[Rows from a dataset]
—————

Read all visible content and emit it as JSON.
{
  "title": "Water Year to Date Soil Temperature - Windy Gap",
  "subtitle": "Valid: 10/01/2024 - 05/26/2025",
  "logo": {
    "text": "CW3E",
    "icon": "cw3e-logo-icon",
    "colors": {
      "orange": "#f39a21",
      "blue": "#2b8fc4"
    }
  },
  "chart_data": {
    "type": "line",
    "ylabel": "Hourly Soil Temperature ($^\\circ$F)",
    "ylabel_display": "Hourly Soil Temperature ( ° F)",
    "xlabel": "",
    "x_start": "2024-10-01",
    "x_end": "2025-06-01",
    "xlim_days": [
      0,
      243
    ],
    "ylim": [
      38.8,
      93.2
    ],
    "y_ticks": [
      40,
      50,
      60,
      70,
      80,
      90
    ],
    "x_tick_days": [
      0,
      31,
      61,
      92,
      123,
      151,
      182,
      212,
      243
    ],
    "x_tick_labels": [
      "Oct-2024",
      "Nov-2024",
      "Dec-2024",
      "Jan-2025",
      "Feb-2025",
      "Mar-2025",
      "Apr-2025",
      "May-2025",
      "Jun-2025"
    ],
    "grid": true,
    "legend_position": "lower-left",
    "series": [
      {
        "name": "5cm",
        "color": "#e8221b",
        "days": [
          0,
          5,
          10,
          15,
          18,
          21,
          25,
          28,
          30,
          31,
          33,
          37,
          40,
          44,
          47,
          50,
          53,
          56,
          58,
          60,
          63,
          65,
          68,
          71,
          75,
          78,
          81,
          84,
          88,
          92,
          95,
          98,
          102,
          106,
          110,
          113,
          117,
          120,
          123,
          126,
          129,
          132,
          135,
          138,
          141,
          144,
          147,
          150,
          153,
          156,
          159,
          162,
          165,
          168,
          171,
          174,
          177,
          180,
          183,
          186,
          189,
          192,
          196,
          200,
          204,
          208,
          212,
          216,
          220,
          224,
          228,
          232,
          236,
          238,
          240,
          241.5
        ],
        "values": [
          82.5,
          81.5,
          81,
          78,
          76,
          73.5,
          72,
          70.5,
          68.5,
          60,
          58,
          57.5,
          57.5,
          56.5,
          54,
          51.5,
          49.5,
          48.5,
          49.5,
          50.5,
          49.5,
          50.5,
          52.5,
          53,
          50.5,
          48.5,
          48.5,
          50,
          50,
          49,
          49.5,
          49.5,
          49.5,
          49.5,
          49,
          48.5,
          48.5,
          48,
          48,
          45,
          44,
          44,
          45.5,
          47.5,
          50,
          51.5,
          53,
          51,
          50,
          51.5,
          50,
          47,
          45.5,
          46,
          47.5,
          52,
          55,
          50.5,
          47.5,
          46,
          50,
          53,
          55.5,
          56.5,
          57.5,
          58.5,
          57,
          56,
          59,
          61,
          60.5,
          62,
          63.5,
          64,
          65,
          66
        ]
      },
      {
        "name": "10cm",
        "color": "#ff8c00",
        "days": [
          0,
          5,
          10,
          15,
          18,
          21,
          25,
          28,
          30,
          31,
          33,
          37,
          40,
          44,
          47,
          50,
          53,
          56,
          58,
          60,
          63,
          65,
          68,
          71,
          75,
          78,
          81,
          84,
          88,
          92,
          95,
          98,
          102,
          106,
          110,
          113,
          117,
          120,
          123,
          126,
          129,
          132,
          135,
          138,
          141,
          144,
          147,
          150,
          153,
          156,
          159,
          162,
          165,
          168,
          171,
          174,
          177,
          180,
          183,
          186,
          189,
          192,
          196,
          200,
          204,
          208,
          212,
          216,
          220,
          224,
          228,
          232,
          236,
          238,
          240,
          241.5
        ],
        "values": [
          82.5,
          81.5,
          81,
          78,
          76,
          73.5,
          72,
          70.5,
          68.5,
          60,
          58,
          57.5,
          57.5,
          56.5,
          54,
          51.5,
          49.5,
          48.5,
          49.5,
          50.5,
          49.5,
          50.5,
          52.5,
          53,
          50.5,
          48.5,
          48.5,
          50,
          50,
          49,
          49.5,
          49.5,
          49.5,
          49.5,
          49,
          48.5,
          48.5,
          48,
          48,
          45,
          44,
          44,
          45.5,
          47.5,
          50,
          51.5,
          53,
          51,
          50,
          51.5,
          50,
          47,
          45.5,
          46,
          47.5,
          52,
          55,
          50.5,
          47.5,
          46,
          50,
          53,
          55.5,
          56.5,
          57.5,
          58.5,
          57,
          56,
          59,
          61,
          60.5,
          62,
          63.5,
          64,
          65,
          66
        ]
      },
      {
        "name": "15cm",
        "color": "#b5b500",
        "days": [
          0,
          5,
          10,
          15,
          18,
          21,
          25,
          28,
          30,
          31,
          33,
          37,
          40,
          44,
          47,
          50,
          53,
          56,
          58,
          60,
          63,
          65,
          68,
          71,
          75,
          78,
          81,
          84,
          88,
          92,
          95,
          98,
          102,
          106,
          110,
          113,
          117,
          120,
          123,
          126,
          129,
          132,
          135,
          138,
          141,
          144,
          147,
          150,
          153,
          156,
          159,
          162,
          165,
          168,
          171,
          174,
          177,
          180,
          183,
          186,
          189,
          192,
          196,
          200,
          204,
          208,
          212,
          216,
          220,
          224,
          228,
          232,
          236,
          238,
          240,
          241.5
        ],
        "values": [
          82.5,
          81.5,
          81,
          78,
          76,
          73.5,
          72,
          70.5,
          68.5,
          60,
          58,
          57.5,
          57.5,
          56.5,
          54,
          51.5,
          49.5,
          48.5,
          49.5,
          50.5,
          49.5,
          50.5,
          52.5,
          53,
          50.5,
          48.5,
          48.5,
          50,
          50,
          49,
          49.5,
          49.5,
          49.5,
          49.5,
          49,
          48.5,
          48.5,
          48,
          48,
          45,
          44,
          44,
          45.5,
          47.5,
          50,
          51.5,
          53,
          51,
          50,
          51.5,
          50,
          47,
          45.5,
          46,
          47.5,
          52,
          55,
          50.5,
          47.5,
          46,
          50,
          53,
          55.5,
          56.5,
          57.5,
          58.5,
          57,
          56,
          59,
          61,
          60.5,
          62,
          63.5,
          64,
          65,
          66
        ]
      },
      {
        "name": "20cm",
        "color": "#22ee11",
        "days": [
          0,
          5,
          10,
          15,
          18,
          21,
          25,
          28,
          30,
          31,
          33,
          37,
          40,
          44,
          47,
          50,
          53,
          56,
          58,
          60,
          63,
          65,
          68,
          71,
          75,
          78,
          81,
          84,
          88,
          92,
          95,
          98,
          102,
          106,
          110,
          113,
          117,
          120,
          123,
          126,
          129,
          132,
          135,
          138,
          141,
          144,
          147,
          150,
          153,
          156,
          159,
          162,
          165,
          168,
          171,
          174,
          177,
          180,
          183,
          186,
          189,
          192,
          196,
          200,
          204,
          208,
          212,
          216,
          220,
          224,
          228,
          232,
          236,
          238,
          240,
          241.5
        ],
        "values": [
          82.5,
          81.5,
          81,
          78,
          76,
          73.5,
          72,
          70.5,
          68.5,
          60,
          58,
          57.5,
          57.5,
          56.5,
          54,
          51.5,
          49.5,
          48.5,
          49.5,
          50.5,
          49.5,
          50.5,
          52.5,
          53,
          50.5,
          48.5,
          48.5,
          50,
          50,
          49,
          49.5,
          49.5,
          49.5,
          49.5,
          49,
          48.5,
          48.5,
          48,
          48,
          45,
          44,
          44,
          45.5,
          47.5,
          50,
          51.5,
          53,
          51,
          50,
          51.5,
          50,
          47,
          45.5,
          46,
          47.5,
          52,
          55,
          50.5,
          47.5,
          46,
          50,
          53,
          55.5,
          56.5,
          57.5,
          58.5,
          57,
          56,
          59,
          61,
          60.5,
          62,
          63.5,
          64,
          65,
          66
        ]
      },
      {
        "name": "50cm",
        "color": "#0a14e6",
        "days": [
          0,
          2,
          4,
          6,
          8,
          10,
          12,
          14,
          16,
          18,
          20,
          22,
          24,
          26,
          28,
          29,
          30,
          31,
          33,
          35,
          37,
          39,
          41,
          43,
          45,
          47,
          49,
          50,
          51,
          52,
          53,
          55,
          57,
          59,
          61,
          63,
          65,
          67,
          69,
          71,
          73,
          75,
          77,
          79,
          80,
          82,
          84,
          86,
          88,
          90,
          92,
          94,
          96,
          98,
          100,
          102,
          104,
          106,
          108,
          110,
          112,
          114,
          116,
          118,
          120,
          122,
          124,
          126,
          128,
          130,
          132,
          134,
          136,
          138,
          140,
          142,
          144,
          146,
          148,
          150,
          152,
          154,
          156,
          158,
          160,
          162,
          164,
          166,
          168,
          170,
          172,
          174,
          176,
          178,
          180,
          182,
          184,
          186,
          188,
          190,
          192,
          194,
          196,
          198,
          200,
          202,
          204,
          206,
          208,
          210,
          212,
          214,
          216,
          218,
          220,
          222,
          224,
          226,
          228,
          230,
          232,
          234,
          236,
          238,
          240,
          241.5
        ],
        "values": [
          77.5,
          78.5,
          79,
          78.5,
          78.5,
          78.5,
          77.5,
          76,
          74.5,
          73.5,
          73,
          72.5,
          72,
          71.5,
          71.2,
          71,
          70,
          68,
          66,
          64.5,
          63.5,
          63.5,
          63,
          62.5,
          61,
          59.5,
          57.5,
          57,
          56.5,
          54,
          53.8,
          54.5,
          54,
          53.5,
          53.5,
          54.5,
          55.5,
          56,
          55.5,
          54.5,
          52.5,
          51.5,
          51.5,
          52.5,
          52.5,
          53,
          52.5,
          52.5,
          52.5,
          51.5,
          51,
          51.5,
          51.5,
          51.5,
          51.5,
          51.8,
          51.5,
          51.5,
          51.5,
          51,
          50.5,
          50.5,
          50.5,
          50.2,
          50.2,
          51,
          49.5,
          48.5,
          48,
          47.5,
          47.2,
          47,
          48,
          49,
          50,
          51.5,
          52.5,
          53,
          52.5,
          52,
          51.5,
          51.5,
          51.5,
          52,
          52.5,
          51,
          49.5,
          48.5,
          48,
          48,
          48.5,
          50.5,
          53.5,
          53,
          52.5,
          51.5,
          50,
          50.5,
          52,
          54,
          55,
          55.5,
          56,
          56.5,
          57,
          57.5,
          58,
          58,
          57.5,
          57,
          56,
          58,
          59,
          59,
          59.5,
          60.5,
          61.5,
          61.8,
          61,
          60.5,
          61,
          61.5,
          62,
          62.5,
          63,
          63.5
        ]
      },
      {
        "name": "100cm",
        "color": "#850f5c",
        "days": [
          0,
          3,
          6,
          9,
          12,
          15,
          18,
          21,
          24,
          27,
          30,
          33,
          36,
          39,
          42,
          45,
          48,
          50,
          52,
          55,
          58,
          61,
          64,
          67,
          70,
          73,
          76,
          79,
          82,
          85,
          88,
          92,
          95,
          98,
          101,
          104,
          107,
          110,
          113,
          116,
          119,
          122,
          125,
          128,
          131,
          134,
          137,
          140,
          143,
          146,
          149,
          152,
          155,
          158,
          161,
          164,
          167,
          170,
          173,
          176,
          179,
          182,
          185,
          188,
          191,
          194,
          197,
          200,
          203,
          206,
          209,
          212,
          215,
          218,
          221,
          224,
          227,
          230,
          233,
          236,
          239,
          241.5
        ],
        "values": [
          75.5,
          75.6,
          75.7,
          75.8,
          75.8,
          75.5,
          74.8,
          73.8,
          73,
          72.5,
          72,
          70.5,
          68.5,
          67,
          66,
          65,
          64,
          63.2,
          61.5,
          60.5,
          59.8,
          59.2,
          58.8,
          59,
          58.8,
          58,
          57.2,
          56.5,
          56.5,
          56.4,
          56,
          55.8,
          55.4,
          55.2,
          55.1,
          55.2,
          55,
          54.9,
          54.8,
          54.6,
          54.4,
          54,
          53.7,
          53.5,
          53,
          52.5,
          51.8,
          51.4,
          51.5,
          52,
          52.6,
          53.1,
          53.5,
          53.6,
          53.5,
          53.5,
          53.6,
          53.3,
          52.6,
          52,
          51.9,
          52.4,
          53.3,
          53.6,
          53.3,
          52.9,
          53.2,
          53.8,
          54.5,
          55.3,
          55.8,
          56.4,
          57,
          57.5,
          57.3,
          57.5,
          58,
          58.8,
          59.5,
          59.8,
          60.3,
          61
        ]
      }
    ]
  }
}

—————

WHAT IS REQUIRED:
Keep only the lines that hold the string "Hourly", and copy them out.

COMPLETE OUTPUT:
    "ylabel": "Hourly Soil Temperature ($^\\circ$F)",
    "ylabel_display": "Hourly Soil Temperature ( ° F)",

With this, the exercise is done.